Extracts from a graphics dataset
::::::
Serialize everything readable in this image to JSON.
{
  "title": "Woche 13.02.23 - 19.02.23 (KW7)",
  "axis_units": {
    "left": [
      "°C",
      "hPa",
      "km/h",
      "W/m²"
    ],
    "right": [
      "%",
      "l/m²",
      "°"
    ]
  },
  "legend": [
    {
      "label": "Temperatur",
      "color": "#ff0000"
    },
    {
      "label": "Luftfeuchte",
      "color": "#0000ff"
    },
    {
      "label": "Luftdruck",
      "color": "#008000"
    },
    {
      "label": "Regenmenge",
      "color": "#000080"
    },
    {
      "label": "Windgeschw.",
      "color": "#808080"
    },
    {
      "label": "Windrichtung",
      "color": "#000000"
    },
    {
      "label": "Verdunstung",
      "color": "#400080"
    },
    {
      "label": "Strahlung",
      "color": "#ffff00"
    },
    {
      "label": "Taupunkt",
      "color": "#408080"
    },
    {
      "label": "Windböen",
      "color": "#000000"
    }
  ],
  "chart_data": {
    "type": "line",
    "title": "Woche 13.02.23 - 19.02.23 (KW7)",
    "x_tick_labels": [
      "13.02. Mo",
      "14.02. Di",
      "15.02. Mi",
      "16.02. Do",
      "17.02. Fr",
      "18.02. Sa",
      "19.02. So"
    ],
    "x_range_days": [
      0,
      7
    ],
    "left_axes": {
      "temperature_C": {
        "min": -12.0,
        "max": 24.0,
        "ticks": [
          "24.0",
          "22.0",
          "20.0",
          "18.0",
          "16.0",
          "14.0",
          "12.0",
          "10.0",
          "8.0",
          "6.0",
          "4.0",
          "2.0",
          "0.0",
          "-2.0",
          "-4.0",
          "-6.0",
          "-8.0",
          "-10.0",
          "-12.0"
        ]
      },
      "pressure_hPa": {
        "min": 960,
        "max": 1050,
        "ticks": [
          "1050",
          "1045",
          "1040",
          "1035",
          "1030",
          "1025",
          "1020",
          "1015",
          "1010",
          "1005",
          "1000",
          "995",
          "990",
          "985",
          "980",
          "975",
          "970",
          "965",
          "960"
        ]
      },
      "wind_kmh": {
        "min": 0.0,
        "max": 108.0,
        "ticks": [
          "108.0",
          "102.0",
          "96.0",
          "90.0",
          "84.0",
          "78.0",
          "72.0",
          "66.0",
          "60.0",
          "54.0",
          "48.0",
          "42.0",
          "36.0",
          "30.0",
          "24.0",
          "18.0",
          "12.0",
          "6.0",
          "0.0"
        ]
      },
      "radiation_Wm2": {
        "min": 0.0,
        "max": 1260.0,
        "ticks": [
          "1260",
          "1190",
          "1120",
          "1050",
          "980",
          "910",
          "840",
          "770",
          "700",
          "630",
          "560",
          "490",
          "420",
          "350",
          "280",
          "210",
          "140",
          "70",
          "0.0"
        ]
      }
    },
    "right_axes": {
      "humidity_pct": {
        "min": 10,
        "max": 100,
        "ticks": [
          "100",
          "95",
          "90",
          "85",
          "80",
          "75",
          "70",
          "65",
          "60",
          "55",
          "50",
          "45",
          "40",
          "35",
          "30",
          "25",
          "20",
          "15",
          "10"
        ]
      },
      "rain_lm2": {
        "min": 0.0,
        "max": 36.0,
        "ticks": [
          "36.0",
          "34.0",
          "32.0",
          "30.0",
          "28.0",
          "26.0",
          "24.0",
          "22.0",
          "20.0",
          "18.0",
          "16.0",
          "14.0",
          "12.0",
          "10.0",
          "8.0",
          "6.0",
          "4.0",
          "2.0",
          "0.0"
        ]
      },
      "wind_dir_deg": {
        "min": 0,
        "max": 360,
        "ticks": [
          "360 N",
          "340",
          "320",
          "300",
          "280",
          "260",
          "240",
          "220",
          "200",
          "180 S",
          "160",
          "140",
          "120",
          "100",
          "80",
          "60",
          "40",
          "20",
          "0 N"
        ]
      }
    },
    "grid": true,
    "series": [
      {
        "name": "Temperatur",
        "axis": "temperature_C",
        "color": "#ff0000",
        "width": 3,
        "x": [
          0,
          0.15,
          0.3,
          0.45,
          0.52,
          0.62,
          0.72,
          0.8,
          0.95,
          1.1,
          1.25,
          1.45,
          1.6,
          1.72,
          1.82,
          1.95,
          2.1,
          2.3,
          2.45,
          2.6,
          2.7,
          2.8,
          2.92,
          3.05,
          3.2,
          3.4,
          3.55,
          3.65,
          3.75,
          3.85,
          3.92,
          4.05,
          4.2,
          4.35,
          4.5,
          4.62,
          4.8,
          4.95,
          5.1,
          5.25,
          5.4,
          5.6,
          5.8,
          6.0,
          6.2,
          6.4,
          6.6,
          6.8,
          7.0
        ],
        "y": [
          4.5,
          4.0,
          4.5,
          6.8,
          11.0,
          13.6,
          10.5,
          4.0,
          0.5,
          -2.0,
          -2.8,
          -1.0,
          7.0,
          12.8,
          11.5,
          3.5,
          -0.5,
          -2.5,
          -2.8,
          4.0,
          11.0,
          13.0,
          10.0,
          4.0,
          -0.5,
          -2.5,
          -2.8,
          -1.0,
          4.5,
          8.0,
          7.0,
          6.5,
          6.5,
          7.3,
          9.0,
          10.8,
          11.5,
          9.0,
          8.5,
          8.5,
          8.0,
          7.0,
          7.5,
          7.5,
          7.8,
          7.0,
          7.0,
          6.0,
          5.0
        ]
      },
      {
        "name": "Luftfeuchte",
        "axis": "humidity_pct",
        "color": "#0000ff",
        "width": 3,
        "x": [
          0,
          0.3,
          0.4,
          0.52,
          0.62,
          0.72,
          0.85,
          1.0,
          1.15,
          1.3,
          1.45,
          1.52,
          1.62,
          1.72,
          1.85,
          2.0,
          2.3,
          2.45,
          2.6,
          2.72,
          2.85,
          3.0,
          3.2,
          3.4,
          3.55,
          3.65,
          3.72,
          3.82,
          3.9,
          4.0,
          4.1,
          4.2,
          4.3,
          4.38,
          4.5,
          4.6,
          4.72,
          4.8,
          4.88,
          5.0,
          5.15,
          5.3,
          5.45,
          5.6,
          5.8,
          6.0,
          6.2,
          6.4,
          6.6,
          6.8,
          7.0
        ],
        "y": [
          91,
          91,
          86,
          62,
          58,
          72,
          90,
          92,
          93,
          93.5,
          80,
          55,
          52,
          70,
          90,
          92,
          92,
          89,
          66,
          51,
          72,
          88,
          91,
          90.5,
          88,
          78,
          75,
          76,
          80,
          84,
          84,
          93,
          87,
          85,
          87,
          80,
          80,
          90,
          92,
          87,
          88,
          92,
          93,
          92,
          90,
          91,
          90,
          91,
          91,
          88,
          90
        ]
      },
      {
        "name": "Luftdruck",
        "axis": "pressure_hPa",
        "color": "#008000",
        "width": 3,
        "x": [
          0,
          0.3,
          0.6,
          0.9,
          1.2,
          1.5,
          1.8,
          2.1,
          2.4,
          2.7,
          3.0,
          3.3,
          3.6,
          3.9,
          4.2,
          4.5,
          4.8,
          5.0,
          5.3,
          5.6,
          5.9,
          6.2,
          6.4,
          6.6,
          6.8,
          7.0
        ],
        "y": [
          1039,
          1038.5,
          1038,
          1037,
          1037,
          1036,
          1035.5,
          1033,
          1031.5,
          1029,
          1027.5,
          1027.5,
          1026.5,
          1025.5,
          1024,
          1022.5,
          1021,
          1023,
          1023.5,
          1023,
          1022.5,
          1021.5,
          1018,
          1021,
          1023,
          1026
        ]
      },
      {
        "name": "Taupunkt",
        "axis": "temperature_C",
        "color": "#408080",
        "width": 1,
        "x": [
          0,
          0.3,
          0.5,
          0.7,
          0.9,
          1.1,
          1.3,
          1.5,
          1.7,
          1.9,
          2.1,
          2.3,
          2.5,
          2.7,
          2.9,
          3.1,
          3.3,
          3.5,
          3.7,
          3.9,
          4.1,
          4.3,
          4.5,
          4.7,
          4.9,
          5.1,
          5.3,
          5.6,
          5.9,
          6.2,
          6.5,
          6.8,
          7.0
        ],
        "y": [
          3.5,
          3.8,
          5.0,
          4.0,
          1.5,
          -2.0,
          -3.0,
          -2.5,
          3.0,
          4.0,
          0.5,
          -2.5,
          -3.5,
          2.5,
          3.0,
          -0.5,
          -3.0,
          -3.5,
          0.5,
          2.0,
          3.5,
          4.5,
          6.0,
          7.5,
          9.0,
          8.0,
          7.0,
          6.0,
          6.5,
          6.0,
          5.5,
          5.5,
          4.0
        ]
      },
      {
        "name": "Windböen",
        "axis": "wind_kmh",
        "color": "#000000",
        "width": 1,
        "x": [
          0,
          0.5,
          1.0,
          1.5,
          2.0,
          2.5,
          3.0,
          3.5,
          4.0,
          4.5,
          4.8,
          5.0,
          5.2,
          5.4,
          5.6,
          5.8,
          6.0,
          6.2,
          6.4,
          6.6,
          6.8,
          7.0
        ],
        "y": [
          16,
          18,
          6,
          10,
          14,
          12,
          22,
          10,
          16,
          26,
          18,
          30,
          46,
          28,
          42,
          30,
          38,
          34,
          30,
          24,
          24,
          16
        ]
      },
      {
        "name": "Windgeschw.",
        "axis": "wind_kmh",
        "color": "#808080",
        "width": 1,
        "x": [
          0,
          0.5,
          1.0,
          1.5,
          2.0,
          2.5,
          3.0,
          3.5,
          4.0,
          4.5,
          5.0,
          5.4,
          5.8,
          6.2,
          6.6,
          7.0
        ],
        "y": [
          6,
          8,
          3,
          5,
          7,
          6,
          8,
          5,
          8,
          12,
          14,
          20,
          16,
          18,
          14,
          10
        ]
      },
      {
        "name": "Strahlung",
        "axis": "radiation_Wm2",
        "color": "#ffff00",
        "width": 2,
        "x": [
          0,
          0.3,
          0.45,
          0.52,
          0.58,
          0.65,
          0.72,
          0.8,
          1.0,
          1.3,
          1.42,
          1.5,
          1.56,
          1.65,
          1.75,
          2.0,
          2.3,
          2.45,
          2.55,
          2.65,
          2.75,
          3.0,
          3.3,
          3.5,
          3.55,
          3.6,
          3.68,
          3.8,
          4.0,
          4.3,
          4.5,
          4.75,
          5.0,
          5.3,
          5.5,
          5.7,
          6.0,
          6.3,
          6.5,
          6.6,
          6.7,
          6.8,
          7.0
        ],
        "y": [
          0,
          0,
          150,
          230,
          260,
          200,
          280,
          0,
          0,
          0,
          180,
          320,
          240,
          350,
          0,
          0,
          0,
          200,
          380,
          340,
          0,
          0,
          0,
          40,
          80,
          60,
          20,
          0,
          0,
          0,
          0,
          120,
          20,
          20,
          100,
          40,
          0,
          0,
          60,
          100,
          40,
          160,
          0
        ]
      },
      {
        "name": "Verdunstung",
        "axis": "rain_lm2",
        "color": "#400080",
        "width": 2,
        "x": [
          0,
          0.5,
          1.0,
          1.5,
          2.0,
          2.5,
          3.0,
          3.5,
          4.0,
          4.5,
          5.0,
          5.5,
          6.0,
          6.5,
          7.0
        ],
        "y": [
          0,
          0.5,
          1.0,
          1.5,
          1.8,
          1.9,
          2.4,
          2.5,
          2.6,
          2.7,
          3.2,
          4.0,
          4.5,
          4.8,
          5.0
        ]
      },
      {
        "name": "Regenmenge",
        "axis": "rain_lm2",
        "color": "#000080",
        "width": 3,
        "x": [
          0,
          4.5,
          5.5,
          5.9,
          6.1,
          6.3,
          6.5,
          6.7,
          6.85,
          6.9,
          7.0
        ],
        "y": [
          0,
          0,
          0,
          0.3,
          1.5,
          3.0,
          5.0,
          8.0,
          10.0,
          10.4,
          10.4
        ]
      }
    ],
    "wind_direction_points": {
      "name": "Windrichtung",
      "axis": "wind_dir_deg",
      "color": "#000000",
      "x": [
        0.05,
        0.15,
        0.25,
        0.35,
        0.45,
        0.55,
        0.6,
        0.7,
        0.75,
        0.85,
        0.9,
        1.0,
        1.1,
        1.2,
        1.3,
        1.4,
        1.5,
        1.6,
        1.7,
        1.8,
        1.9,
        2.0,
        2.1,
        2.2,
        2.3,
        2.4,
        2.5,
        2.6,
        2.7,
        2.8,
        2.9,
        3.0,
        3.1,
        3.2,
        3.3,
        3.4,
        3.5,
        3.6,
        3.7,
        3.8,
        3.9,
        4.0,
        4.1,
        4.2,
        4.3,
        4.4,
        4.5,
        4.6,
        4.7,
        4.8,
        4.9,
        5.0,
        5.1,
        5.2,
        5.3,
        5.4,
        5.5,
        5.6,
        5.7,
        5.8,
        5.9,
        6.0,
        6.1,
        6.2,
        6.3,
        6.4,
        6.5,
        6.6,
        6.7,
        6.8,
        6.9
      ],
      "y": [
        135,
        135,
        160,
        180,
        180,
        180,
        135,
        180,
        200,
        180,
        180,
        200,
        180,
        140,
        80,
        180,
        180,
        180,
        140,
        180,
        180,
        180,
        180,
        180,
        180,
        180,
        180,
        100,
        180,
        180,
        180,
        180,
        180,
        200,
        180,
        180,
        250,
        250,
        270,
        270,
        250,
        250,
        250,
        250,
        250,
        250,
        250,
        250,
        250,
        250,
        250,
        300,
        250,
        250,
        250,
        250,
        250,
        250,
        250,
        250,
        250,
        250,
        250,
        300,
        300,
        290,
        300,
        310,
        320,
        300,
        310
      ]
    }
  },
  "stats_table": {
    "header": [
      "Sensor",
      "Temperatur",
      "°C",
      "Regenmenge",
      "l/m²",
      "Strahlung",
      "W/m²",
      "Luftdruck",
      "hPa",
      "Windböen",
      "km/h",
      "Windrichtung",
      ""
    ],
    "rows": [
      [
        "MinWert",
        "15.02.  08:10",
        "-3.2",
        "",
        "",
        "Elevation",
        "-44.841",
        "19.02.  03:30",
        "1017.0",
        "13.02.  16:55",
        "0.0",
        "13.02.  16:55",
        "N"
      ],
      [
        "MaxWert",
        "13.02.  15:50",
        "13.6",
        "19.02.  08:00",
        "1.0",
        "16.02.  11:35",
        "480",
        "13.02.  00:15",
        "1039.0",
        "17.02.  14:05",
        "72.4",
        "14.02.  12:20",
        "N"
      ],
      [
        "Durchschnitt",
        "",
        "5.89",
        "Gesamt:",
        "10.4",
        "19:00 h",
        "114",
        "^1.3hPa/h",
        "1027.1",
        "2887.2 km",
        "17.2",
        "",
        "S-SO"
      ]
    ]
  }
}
::::::
GOAL: From the entries above, extract each line containing "Windrichtung".

ANSWER FOR THIS EXERCISE:
      "label": "Windrichtung",
      "name": "Windrichtung",
      "Windrichtung",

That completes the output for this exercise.